■ Exercise details: Pull out every line with the word "type".

* Start Entries supplied *

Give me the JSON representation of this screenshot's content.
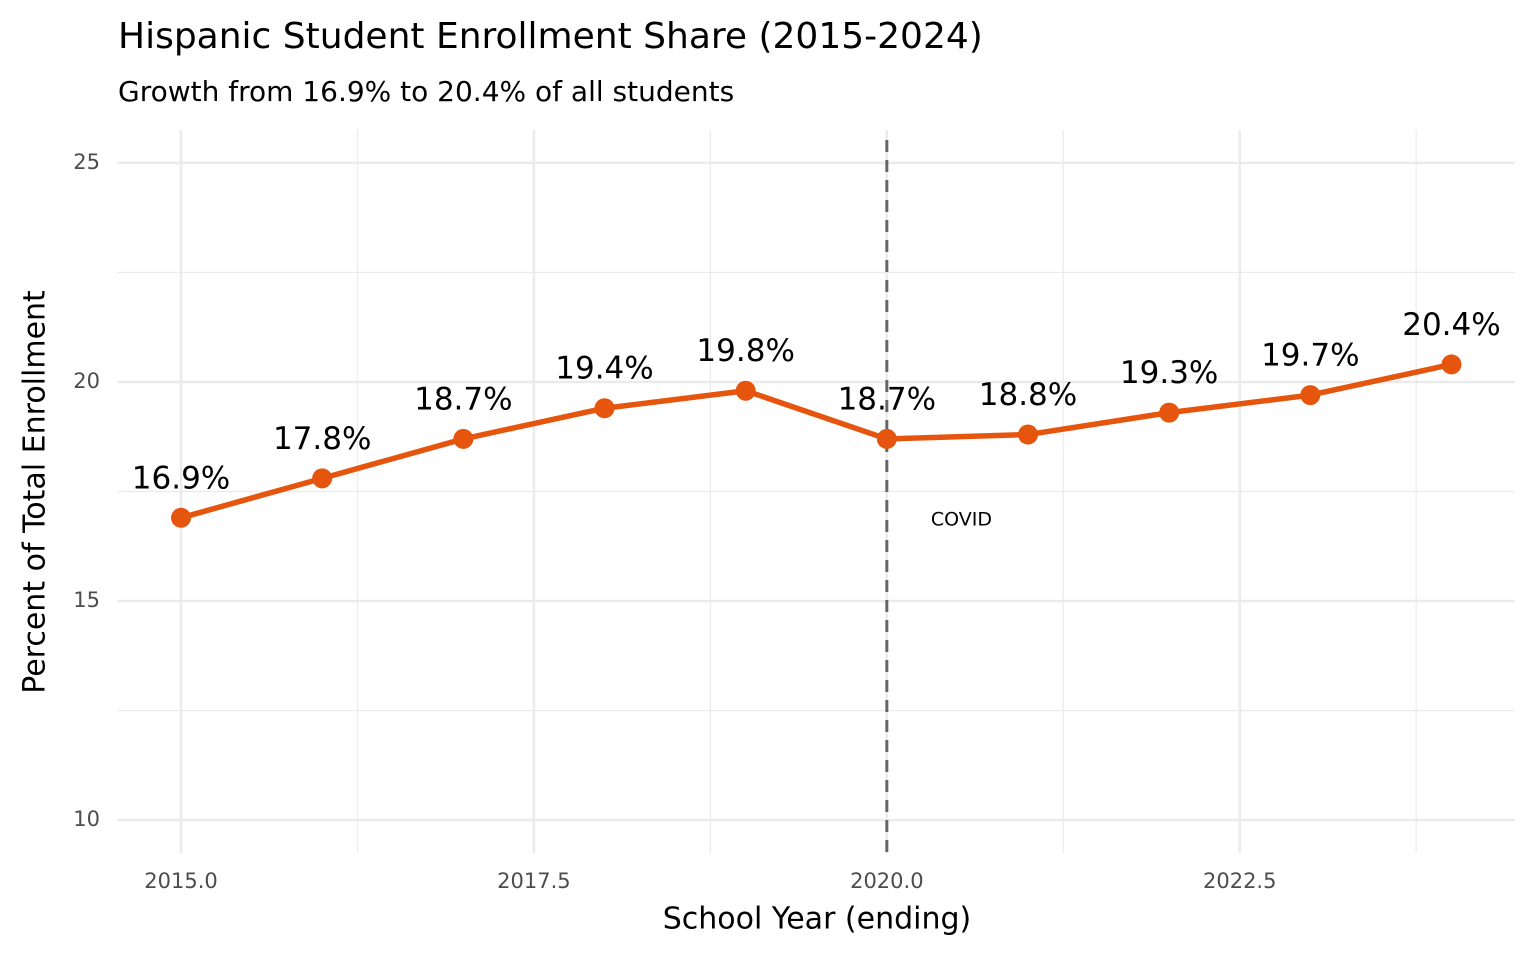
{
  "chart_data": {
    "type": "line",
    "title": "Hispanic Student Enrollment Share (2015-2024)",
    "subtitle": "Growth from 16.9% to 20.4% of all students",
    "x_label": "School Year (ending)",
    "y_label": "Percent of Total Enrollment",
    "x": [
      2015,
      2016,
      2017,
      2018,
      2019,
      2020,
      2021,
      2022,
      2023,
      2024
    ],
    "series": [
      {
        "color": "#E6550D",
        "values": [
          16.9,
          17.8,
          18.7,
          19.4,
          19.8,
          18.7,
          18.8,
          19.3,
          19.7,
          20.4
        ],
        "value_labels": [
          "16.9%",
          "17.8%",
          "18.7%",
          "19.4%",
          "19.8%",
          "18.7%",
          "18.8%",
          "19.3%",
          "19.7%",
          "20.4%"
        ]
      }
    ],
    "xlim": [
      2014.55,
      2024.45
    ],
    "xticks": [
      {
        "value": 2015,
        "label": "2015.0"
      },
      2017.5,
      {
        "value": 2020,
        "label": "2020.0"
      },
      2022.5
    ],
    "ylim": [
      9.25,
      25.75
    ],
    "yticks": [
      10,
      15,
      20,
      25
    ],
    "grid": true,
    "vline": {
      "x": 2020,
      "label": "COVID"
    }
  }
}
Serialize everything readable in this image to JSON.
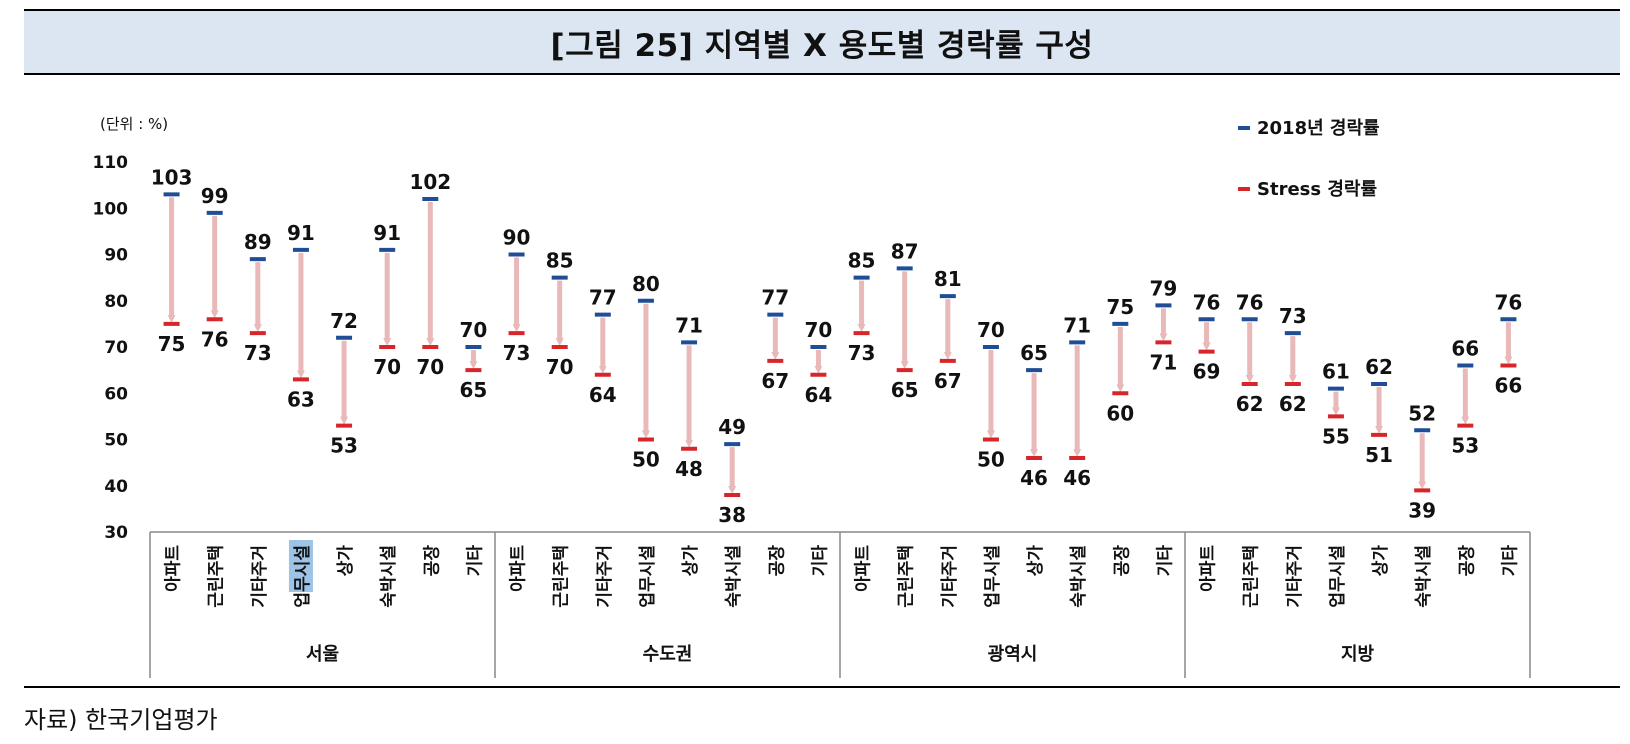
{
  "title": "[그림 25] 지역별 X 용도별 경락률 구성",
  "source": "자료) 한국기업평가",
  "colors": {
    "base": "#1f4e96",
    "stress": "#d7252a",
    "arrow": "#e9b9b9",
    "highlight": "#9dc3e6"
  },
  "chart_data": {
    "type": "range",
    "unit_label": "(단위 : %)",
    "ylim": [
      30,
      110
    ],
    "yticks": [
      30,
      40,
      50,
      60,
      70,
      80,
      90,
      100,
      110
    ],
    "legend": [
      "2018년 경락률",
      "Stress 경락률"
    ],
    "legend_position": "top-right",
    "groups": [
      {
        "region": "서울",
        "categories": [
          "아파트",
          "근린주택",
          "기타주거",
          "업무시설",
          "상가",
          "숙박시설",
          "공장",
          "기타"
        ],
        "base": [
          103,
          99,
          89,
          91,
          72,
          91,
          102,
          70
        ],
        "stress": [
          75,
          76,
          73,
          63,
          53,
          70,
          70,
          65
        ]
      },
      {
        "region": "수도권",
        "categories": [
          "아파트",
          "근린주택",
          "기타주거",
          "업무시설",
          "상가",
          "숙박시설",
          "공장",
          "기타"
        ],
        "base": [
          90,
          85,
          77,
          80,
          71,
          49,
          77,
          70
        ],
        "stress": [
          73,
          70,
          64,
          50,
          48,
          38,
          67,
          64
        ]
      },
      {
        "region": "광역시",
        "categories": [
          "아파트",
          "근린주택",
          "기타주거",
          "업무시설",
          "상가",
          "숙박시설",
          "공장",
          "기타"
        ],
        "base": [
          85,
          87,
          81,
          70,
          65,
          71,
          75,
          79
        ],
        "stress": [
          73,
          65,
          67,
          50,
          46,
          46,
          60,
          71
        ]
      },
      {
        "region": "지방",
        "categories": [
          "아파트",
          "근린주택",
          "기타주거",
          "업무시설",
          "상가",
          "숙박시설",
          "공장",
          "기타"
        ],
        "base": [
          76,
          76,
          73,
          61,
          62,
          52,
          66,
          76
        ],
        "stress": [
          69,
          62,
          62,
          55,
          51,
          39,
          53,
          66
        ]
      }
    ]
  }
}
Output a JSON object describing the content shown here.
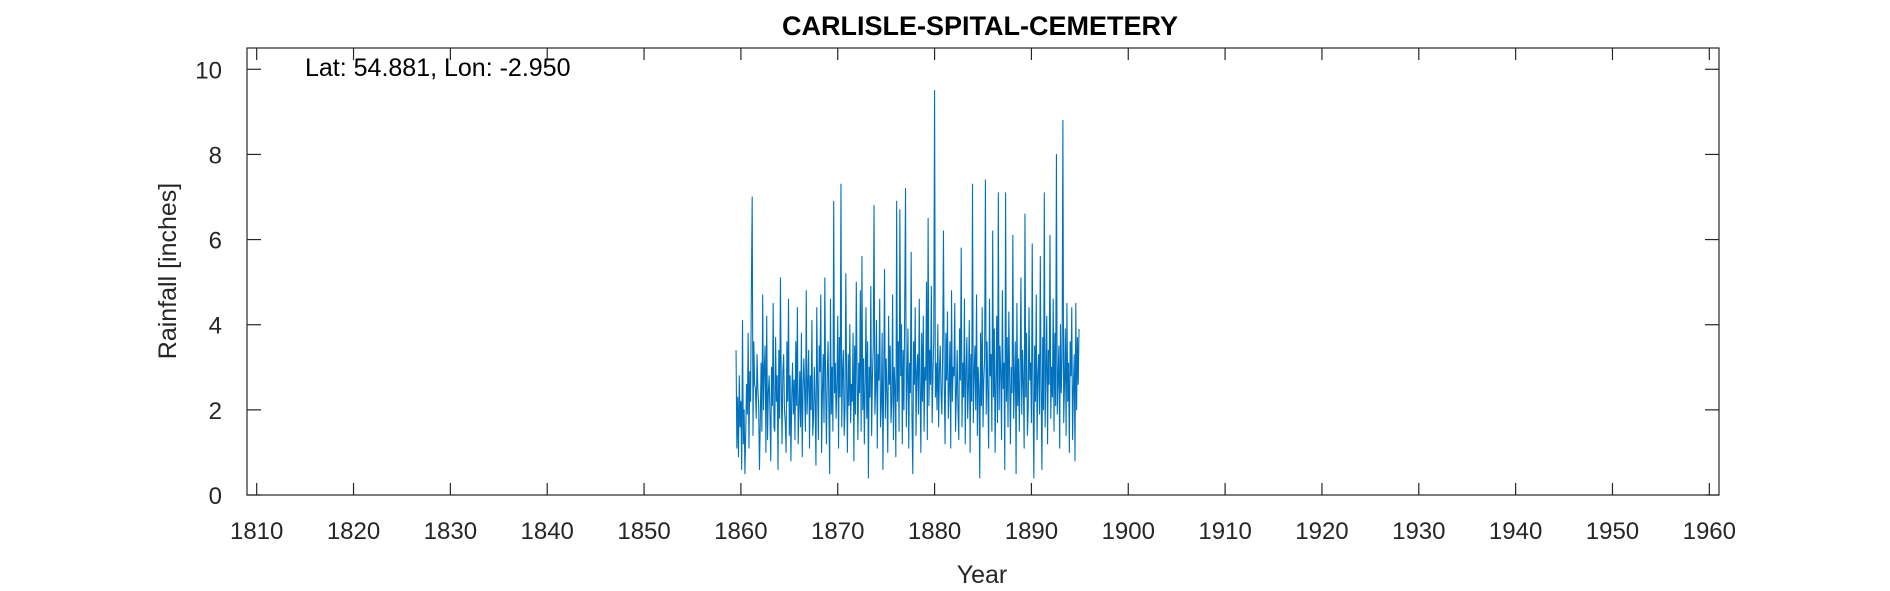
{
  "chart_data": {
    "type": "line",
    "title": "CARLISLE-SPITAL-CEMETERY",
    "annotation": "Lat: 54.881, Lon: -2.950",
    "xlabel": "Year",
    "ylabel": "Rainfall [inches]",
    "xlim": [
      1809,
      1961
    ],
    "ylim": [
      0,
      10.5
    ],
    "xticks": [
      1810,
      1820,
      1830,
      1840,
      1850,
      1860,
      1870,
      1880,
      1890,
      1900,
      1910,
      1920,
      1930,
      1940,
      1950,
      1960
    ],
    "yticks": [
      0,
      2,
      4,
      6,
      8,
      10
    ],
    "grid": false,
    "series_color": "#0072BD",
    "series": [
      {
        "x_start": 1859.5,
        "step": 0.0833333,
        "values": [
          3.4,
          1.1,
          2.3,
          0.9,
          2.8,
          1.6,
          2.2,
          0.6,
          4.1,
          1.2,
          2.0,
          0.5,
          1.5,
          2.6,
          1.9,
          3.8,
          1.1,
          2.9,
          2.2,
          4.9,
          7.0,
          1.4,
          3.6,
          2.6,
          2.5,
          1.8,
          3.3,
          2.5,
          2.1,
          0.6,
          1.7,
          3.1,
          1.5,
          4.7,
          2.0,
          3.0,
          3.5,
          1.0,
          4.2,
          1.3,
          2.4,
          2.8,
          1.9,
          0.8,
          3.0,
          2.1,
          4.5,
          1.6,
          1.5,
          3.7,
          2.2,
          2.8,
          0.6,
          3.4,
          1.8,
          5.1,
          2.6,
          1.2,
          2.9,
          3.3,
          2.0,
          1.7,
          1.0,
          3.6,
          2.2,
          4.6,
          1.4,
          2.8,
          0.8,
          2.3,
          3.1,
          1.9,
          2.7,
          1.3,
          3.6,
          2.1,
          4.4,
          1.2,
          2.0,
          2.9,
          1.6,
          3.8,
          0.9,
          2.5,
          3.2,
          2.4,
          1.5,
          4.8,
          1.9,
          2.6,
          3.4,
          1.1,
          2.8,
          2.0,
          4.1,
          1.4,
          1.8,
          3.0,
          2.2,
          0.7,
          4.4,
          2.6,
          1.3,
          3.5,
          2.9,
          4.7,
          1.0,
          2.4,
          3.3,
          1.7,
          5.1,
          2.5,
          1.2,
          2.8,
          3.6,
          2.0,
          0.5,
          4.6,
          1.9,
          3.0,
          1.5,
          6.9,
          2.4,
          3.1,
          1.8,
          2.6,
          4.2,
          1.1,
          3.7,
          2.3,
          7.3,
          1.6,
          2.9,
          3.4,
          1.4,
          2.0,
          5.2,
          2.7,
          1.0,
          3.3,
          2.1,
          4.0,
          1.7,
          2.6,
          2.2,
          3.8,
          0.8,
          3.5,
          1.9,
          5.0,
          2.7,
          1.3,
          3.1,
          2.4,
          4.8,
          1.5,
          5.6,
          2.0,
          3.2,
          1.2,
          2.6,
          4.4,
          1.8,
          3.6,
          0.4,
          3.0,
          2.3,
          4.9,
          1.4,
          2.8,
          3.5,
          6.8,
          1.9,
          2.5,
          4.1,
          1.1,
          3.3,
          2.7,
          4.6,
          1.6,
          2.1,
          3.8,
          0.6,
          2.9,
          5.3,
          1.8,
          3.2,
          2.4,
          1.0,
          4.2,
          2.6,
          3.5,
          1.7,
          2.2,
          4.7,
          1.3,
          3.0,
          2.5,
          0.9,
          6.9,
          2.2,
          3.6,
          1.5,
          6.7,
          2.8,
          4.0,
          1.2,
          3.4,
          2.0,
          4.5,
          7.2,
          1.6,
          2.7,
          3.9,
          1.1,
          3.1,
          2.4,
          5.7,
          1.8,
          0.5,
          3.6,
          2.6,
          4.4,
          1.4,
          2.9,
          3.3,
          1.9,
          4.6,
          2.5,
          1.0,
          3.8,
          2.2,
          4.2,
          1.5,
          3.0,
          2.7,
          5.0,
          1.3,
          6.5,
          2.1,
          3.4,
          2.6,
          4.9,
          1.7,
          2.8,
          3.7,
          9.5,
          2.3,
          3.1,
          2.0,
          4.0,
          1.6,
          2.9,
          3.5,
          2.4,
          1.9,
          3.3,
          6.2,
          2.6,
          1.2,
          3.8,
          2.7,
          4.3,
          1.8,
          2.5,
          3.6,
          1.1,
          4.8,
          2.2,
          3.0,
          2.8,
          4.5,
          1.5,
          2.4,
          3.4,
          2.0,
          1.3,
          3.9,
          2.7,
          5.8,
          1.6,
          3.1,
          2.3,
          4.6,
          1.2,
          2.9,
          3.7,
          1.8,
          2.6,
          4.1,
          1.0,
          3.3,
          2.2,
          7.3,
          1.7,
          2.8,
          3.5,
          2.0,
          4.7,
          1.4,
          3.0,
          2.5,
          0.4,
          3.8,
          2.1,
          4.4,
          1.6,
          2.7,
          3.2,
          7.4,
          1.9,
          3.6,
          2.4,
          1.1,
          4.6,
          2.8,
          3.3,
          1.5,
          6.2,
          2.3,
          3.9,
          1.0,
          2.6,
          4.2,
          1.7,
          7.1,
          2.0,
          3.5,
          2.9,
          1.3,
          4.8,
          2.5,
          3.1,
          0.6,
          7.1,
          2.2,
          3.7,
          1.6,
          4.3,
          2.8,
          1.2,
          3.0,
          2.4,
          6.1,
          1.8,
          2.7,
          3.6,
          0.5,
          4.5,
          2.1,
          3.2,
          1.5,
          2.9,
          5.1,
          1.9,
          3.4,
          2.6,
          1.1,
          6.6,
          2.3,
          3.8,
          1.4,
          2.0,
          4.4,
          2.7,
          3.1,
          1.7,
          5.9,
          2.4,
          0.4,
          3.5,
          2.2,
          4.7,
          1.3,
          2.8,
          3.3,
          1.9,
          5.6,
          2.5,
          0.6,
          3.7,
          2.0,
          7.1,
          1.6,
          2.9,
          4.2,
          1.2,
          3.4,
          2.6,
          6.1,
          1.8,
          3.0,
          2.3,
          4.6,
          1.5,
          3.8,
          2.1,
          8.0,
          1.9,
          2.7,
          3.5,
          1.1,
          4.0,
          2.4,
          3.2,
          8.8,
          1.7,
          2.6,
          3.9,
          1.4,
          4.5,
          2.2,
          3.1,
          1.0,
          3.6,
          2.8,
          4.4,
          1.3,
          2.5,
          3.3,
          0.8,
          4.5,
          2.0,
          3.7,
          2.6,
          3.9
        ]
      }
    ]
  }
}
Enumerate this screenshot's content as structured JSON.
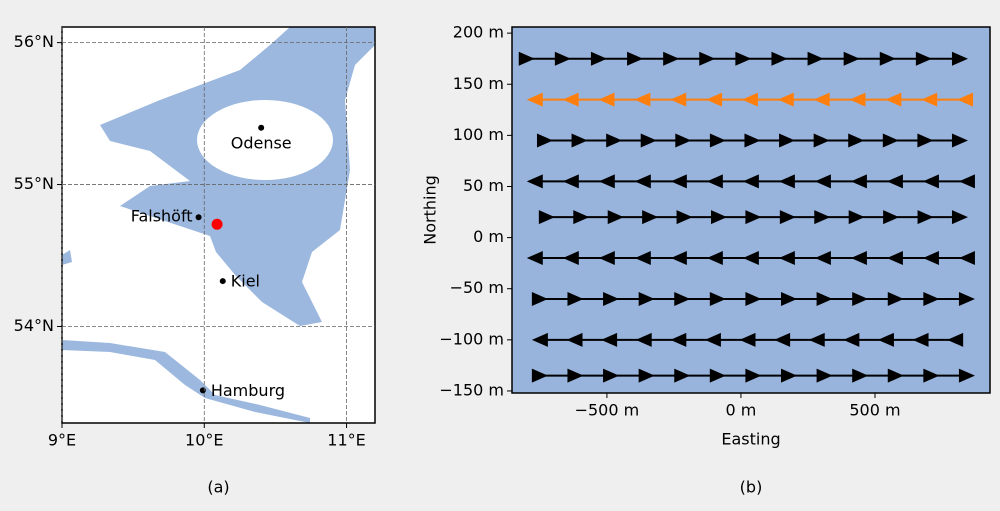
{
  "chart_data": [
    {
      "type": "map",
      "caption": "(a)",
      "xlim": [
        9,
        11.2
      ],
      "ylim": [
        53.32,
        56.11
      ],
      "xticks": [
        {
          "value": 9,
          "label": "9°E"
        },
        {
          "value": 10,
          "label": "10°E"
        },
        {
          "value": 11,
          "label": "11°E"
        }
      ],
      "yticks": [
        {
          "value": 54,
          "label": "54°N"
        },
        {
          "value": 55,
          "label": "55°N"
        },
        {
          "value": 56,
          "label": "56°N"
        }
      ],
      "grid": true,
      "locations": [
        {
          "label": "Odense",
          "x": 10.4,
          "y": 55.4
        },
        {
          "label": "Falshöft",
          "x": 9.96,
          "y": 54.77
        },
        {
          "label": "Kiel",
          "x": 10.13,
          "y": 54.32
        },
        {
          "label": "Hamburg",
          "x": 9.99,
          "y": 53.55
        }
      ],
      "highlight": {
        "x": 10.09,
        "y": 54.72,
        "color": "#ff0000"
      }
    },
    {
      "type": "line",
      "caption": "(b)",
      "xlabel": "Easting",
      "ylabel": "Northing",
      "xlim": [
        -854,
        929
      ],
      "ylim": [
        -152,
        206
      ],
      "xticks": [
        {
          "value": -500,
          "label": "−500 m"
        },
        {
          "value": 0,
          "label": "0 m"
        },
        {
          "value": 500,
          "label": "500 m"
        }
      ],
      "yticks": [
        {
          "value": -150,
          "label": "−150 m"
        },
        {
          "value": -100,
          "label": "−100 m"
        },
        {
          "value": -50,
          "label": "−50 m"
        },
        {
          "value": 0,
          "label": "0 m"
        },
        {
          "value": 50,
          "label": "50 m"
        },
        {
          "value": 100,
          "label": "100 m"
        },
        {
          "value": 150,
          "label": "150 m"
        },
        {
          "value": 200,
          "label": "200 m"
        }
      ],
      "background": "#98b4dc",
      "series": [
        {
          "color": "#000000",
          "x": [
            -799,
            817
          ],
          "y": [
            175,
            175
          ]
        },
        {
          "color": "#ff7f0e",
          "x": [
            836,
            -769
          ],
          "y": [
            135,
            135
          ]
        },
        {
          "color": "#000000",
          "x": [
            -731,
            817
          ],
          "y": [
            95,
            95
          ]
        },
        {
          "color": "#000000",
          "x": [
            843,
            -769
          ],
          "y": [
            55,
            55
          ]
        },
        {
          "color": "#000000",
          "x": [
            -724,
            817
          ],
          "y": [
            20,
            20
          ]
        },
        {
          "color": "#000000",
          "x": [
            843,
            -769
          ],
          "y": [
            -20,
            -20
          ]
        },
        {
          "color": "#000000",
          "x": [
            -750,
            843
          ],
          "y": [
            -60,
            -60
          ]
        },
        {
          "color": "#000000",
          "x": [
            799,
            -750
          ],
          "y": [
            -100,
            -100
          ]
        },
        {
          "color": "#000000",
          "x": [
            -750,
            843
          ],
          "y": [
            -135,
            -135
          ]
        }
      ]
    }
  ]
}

* End Entries supplied *

■ Answer in full:
    "type": "line",
    "type": "range",
    "type": "line",
      "type": "map",
      "type": "line",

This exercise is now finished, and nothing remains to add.